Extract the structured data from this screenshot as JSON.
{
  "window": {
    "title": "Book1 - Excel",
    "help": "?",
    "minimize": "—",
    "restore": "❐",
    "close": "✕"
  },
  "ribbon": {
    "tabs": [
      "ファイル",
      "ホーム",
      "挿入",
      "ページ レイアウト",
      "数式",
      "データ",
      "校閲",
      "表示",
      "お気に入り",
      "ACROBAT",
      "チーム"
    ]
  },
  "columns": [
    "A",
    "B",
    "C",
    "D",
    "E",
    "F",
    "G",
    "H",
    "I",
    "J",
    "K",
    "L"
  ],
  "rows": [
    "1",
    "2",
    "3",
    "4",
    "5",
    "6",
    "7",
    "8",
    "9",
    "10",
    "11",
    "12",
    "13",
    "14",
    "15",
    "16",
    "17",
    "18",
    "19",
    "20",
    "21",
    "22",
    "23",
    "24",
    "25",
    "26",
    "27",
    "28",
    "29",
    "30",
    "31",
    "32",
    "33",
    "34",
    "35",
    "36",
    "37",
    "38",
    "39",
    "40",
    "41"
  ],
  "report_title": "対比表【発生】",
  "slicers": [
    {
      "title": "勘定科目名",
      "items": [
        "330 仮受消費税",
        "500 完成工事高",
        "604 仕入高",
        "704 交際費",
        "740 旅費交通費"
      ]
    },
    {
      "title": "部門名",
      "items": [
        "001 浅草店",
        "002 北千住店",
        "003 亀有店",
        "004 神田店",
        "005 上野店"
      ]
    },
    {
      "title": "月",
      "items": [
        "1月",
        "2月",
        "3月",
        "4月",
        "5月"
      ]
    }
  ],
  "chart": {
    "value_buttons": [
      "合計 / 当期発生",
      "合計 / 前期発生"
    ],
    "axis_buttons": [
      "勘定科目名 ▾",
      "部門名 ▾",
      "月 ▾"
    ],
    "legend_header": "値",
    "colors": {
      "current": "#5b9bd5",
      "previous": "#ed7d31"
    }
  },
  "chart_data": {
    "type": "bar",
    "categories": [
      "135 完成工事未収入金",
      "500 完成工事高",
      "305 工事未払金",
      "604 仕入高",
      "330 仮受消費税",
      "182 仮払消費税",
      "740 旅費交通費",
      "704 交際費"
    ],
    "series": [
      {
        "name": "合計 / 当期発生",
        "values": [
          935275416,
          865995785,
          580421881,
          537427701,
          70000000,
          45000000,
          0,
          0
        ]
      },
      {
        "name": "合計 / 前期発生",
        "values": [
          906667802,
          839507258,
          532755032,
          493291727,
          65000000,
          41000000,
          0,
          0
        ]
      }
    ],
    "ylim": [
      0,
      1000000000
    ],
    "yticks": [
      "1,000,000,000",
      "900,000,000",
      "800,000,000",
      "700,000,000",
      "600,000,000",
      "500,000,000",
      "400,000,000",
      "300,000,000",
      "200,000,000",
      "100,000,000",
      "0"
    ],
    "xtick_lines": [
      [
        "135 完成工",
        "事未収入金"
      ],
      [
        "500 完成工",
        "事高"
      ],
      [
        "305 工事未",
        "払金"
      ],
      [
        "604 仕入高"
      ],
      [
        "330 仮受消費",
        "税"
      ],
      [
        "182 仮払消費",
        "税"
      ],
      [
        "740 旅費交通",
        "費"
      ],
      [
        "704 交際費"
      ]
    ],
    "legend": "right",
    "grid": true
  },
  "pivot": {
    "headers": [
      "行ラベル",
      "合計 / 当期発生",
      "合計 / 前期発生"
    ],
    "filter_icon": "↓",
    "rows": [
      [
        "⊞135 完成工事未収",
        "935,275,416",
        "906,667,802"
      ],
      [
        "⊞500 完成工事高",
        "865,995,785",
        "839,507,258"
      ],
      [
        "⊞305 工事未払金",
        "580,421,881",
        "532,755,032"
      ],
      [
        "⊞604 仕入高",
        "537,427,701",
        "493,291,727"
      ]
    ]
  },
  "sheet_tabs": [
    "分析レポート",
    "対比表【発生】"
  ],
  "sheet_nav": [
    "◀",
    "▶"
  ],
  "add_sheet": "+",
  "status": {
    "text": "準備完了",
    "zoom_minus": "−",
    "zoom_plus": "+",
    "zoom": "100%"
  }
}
━━━━━━━━━━━━━━━━━━━━
Reproduce each entry word for word.

Extract the structured data from this screenshot as JSON.
{
  "window": {
    "title": "Book1 - Excel",
    "help": "?",
    "minimize": "—",
    "restore": "❐",
    "close": "✕"
  },
  "ribbon": {
    "tabs": [
      "ファイル",
      "ホーム",
      "挿入",
      "ページ レイアウト",
      "数式",
      "データ",
      "校閲",
      "表示",
      "お気に入り",
      "ACROBAT",
      "チーム"
    ]
  },
  "columns": [
    "A",
    "B",
    "C",
    "D",
    "E",
    "F",
    "G",
    "H",
    "I",
    "J",
    "K",
    "L"
  ],
  "rows": [
    "1",
    "2",
    "3",
    "4",
    "5",
    "6",
    "7",
    "8",
    "9",
    "10",
    "11",
    "12",
    "13",
    "14",
    "15",
    "16",
    "17",
    "18",
    "19",
    "20",
    "21",
    "22",
    "23",
    "24",
    "25",
    "26",
    "27",
    "28",
    "29",
    "30",
    "31",
    "32",
    "33",
    "34",
    "35",
    "36",
    "37",
    "38",
    "39",
    "40",
    "41"
  ],
  "report_title": "対比表【発生】",
  "slicers": [
    {
      "title": "勘定科目名",
      "items": [
        "330 仮受消費税",
        "500 完成工事高",
        "604 仕入高",
        "704 交際費",
        "740 旅費交通費"
      ]
    },
    {
      "title": "部門名",
      "items": [
        "001 浅草店",
        "002 北千住店",
        "003 亀有店",
        "004 神田店",
        "005 上野店"
      ]
    },
    {
      "title": "月",
      "items": [
        "1月",
        "2月",
        "3月",
        "4月",
        "5月"
      ]
    }
  ],
  "chart": {
    "value_buttons": [
      "合計 / 当期発生",
      "合計 / 前期発生"
    ],
    "axis_buttons": [
      "勘定科目名 ▾",
      "部門名 ▾",
      "月 ▾"
    ],
    "legend_header": "値",
    "colors": {
      "current": "#5b9bd5",
      "previous": "#ed7d31"
    }
  },
  "chart_data": {
    "type": "bar",
    "categories": [
      "135 完成工事未収入金",
      "500 完成工事高",
      "305 工事未払金",
      "604 仕入高",
      "330 仮受消費税",
      "182 仮払消費税",
      "740 旅費交通費",
      "704 交際費"
    ],
    "series": [
      {
        "name": "合計 / 当期発生",
        "values": [
          935275416,
          865995785,
          580421881,
          537427701,
          70000000,
          45000000,
          0,
          0
        ]
      },
      {
        "name": "合計 / 前期発生",
        "values": [
          906667802,
          839507258,
          532755032,
          493291727,
          65000000,
          41000000,
          0,
          0
        ]
      }
    ],
    "ylim": [
      0,
      1000000000
    ],
    "yticks": [
      "1,000,000,000",
      "900,000,000",
      "800,000,000",
      "700,000,000",
      "600,000,000",
      "500,000,000",
      "400,000,000",
      "300,000,000",
      "200,000,000",
      "100,000,000",
      "0"
    ],
    "xtick_lines": [
      [
        "135 完成工",
        "事未収入金"
      ],
      [
        "500 完成工",
        "事高"
      ],
      [
        "305 工事未",
        "払金"
      ],
      [
        "604 仕入高"
      ],
      [
        "330 仮受消費",
        "税"
      ],
      [
        "182 仮払消費",
        "税"
      ],
      [
        "740 旅費交通",
        "費"
      ],
      [
        "704 交際費"
      ]
    ],
    "legend": "right",
    "grid": true
  },
  "pivot": {
    "headers": [
      "行ラベル",
      "合計 / 当期発生",
      "合計 / 前期発生"
    ],
    "filter_icon": "↓",
    "rows": [
      [
        "⊞135 完成工事未収",
        "935,275,416",
        "906,667,802"
      ],
      [
        "⊞500 完成工事高",
        "865,995,785",
        "839,507,258"
      ],
      [
        "⊞305 工事未払金",
        "580,421,881",
        "532,755,032"
      ],
      [
        "⊞604 仕入高",
        "537,427,701",
        "493,291,727"
      ]
    ]
  },
  "sheet_tabs": [
    "分析レポート",
    "対比表【発生】"
  ],
  "sheet_nav": [
    "◀",
    "▶"
  ],
  "add_sheet": "+",
  "status": {
    "text": "準備完了",
    "zoom_minus": "−",
    "zoom_plus": "+",
    "zoom": "100%"
  }
}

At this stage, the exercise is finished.